Given problem: Where the string "Relative" occurs in the material below, report the whole line.
--
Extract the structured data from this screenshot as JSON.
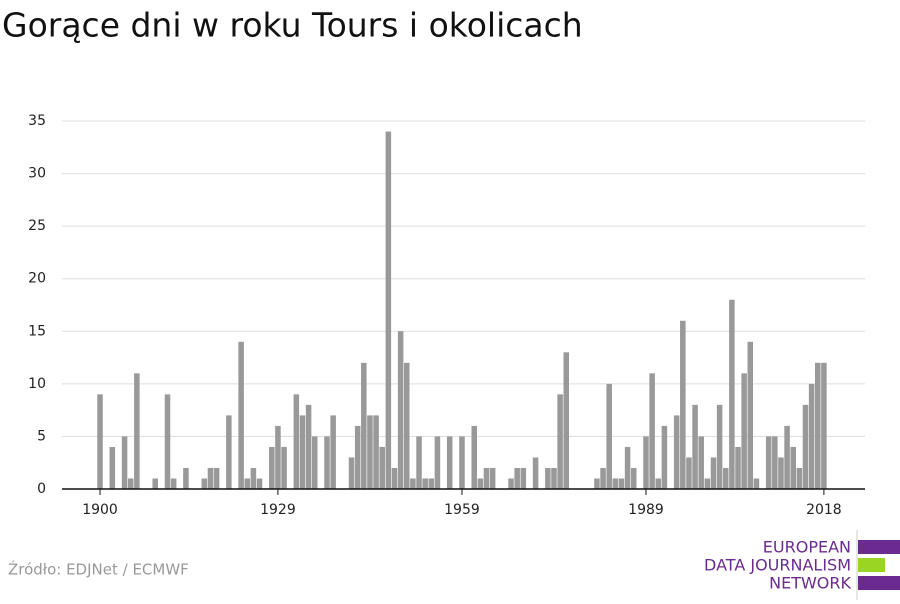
{
  "chart_data": {
    "type": "bar",
    "title": "Gorące dni w roku Tours i okolicach",
    "source": "Źródło: EDJNet / ECMWF",
    "logo": [
      "EUROPEAN",
      "DATA JOURNALISM",
      "NETWORK"
    ],
    "color": "#999999",
    "grid": true,
    "x": [
      1900,
      1901,
      1902,
      1903,
      1904,
      1905,
      1906,
      1907,
      1908,
      1909,
      1910,
      1911,
      1912,
      1913,
      1914,
      1915,
      1916,
      1917,
      1918,
      1919,
      1920,
      1921,
      1922,
      1923,
      1924,
      1925,
      1926,
      1927,
      1928,
      1929,
      1930,
      1931,
      1932,
      1933,
      1934,
      1935,
      1936,
      1937,
      1938,
      1939,
      1940,
      1941,
      1942,
      1943,
      1944,
      1945,
      1946,
      1947,
      1948,
      1949,
      1950,
      1951,
      1952,
      1953,
      1954,
      1955,
      1956,
      1957,
      1958,
      1959,
      1960,
      1961,
      1962,
      1963,
      1964,
      1965,
      1966,
      1967,
      1968,
      1969,
      1970,
      1971,
      1972,
      1973,
      1974,
      1975,
      1976,
      1977,
      1978,
      1979,
      1980,
      1981,
      1982,
      1983,
      1984,
      1985,
      1986,
      1987,
      1988,
      1989,
      1990,
      1991,
      1992,
      1993,
      1994,
      1995,
      1996,
      1997,
      1998,
      1999,
      2000,
      2001,
      2002,
      2003,
      2004,
      2005,
      2006,
      2007,
      2008,
      2009,
      2010,
      2011,
      2012,
      2013,
      2014,
      2015,
      2016,
      2017,
      2018
    ],
    "values": [
      9,
      0,
      4,
      0,
      5,
      1,
      11,
      0,
      0,
      1,
      0,
      9,
      1,
      0,
      2,
      0,
      0,
      1,
      2,
      2,
      0,
      7,
      0,
      14,
      1,
      2,
      1,
      0,
      4,
      6,
      4,
      0,
      9,
      7,
      8,
      5,
      0,
      5,
      7,
      0,
      0,
      3,
      6,
      12,
      7,
      7,
      4,
      34,
      2,
      15,
      12,
      1,
      5,
      1,
      1,
      5,
      0,
      5,
      0,
      5,
      0,
      6,
      1,
      2,
      2,
      0,
      0,
      1,
      2,
      2,
      0,
      3,
      0,
      2,
      2,
      9,
      13,
      0,
      0,
      0,
      0,
      1,
      2,
      10,
      1,
      1,
      4,
      2,
      0,
      5,
      11,
      1,
      6,
      0,
      7,
      16,
      3,
      8,
      5,
      1,
      3,
      8,
      2,
      18,
      4,
      11,
      14,
      1,
      0,
      5,
      5,
      3,
      6,
      4,
      2,
      8,
      10,
      12,
      12
    ],
    "xlim": [
      1893.8,
      2024.7
    ],
    "xticks": [
      1900,
      1929,
      1959,
      1989,
      2018
    ],
    "ylim": [
      0,
      35
    ],
    "yticks": [
      0,
      5,
      10,
      15,
      20,
      25,
      30,
      35
    ]
  }
}
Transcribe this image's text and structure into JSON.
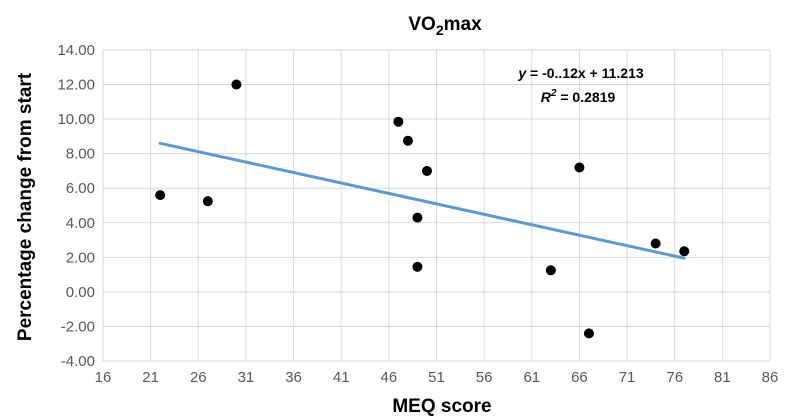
{
  "chart_data": {
    "type": "scatter",
    "title": "VO",
    "title_sub": "2",
    "title_rest": "max",
    "xlabel": "MEQ score",
    "ylabel": "Percentage change from start",
    "xlim": [
      16,
      86
    ],
    "ylim": [
      -4,
      14
    ],
    "x_ticks": [
      "16",
      "21",
      "26",
      "31",
      "36",
      "41",
      "46",
      "51",
      "56",
      "61",
      "66",
      "71",
      "76",
      "81",
      "86"
    ],
    "y_ticks": [
      "-4.00",
      "-2.00",
      "0.00",
      "2.00",
      "4.00",
      "6.00",
      "8.00",
      "10.00",
      "12.00",
      "14.00"
    ],
    "grid": "vertical and horizontal",
    "colors": {
      "points": "#000000",
      "trendline": "#5b9bd5",
      "grid": "#d9d9d9"
    },
    "points": [
      {
        "x": 22,
        "y": 5.6
      },
      {
        "x": 27,
        "y": 5.25
      },
      {
        "x": 30,
        "y": 12.0
      },
      {
        "x": 47,
        "y": 9.85
      },
      {
        "x": 48,
        "y": 8.75
      },
      {
        "x": 49,
        "y": 4.3
      },
      {
        "x": 49,
        "y": 1.45
      },
      {
        "x": 50,
        "y": 7.0
      },
      {
        "x": 63,
        "y": 1.25
      },
      {
        "x": 66,
        "y": 7.2
      },
      {
        "x": 67,
        "y": -2.4
      },
      {
        "x": 74,
        "y": 2.8
      },
      {
        "x": 77,
        "y": 2.35
      }
    ],
    "trendline": {
      "x_start": 22,
      "y_start": 8.6,
      "x_end": 77,
      "y_end": 1.95
    },
    "equation": {
      "y_var": "y",
      "rhs": " = -0..12x + 11.213",
      "r_var": "R",
      "r_sup": "2",
      "r_rhs": " = 0.2819"
    }
  }
}
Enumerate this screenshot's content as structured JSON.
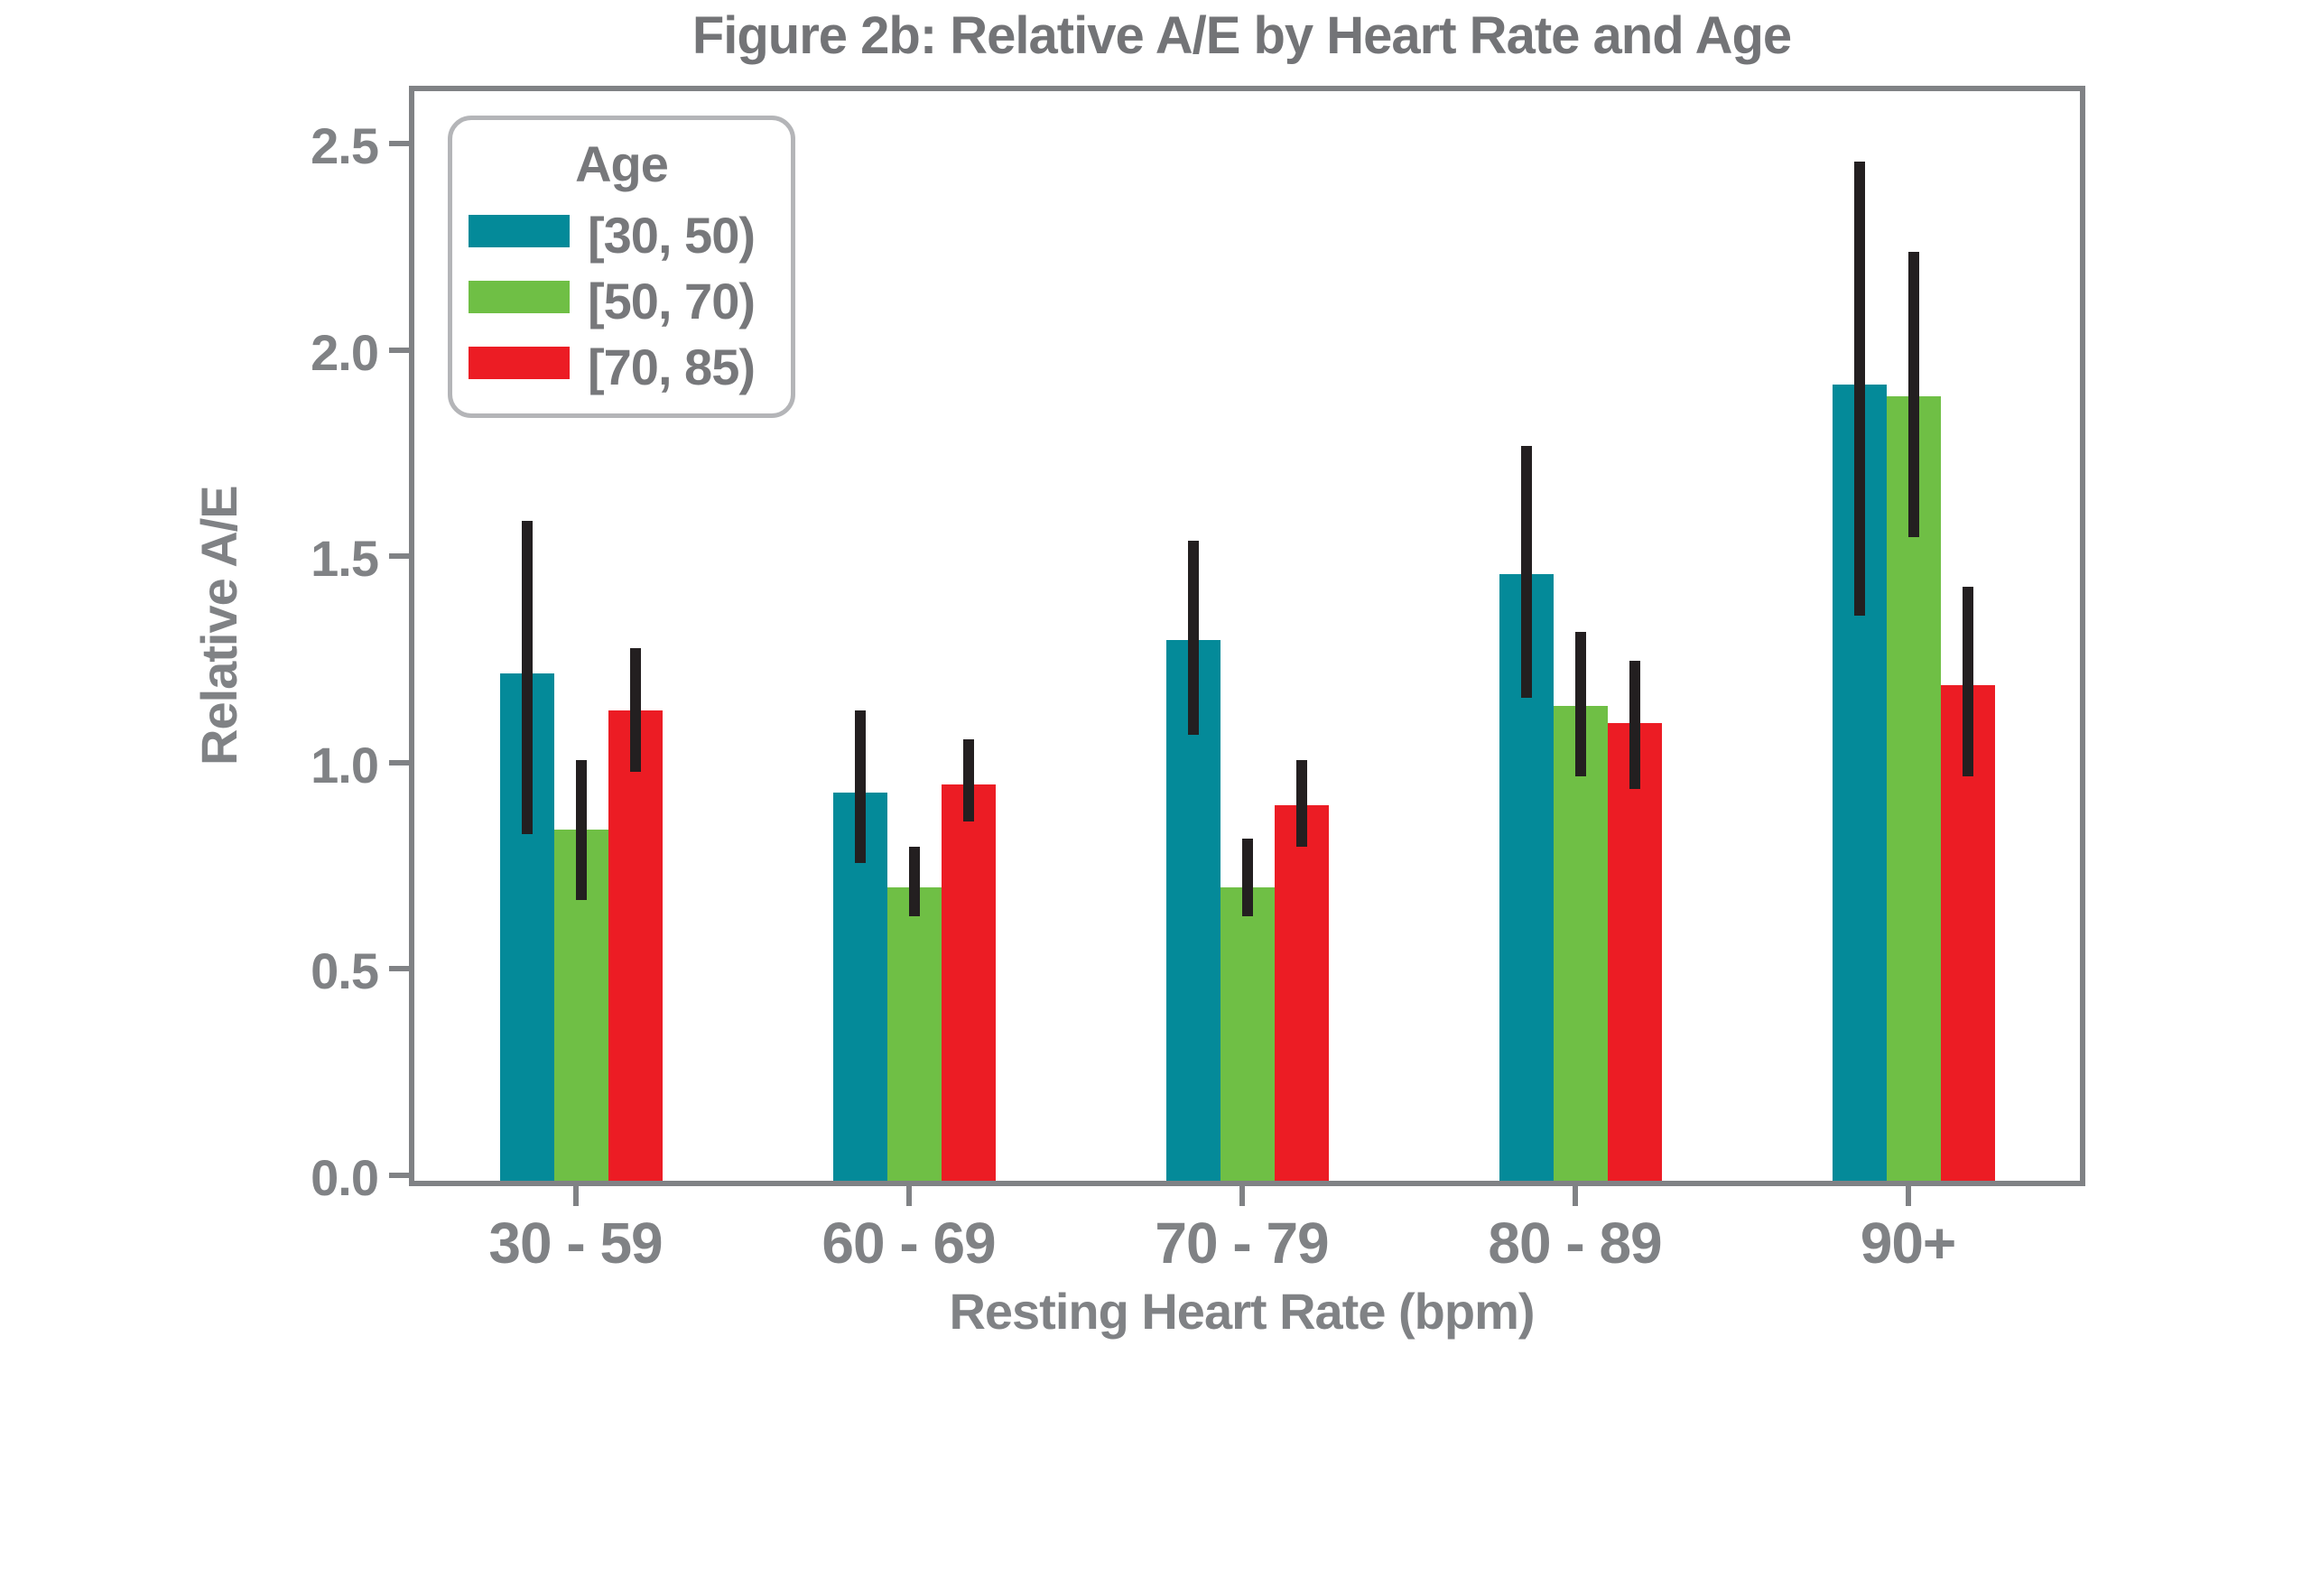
{
  "figure": {
    "title": "Figure 2b: Relative A/E by Heart Rate and Age"
  },
  "chart_data": {
    "type": "bar",
    "title": "Figure 2b: Relative A/E by Heart Rate and Age",
    "xlabel": "Resting Heart Rate (bpm)",
    "ylabel": "Relative A/E",
    "categories": [
      "30 - 59",
      "60 - 69",
      "70 - 79",
      "80 - 89",
      "90+"
    ],
    "ylim": [
      0,
      2.64
    ],
    "yticks": [
      0.0,
      0.5,
      1.0,
      1.5,
      2.0,
      2.5
    ],
    "ytick_labels": [
      "0.0",
      "0.5",
      "1.0",
      "1.5",
      "2.0",
      "2.5"
    ],
    "grid": false,
    "legend_title": "Age",
    "legend_position": "upper-left-inside",
    "error_bars": true,
    "error_bar_color": "#231f20",
    "axis_color": "#808285",
    "text_color": "#77787b",
    "series": [
      {
        "name": "[30, 50)",
        "color": "#048a99",
        "values": [
          1.23,
          0.94,
          1.31,
          1.47,
          1.93
        ],
        "ci_low": [
          0.84,
          0.77,
          1.08,
          1.17,
          1.37
        ],
        "ci_high": [
          1.6,
          1.14,
          1.55,
          1.78,
          2.47
        ]
      },
      {
        "name": "[50, 70)",
        "color": "#6fbf45",
        "values": [
          0.85,
          0.71,
          0.71,
          1.15,
          1.9
        ],
        "ci_low": [
          0.68,
          0.64,
          0.64,
          0.98,
          1.56
        ],
        "ci_high": [
          1.02,
          0.81,
          0.83,
          1.33,
          2.25
        ]
      },
      {
        "name": "[70, 85)",
        "color": "#ec1c24",
        "values": [
          1.14,
          0.96,
          0.91,
          1.11,
          1.2
        ],
        "ci_low": [
          0.99,
          0.87,
          0.81,
          0.95,
          0.98
        ],
        "ci_high": [
          1.29,
          1.07,
          1.02,
          1.26,
          1.44
        ]
      }
    ]
  }
}
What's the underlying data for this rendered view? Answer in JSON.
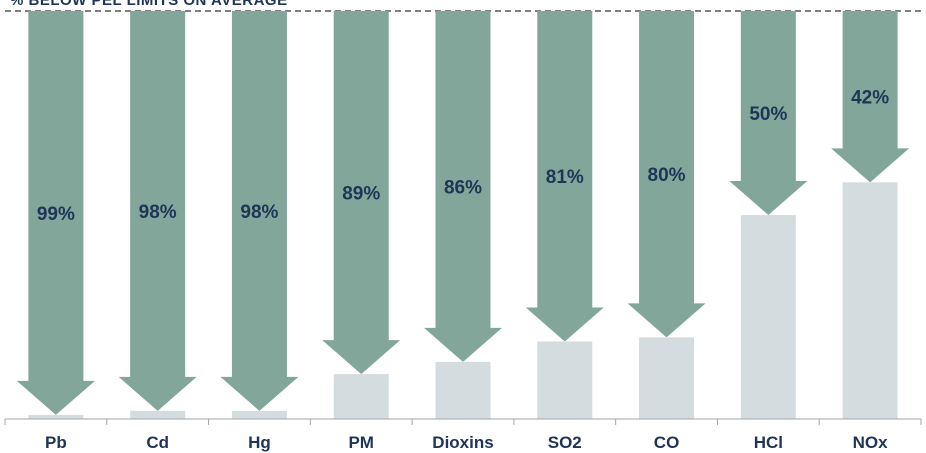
--
The completed task:
    "title": "Figure 2b: Relative A/E by Heart Rate and Age"
    "title": "Figure 2b: Relative A/E by Heart Rate and Age",
    "ylabel": "Relative A/E",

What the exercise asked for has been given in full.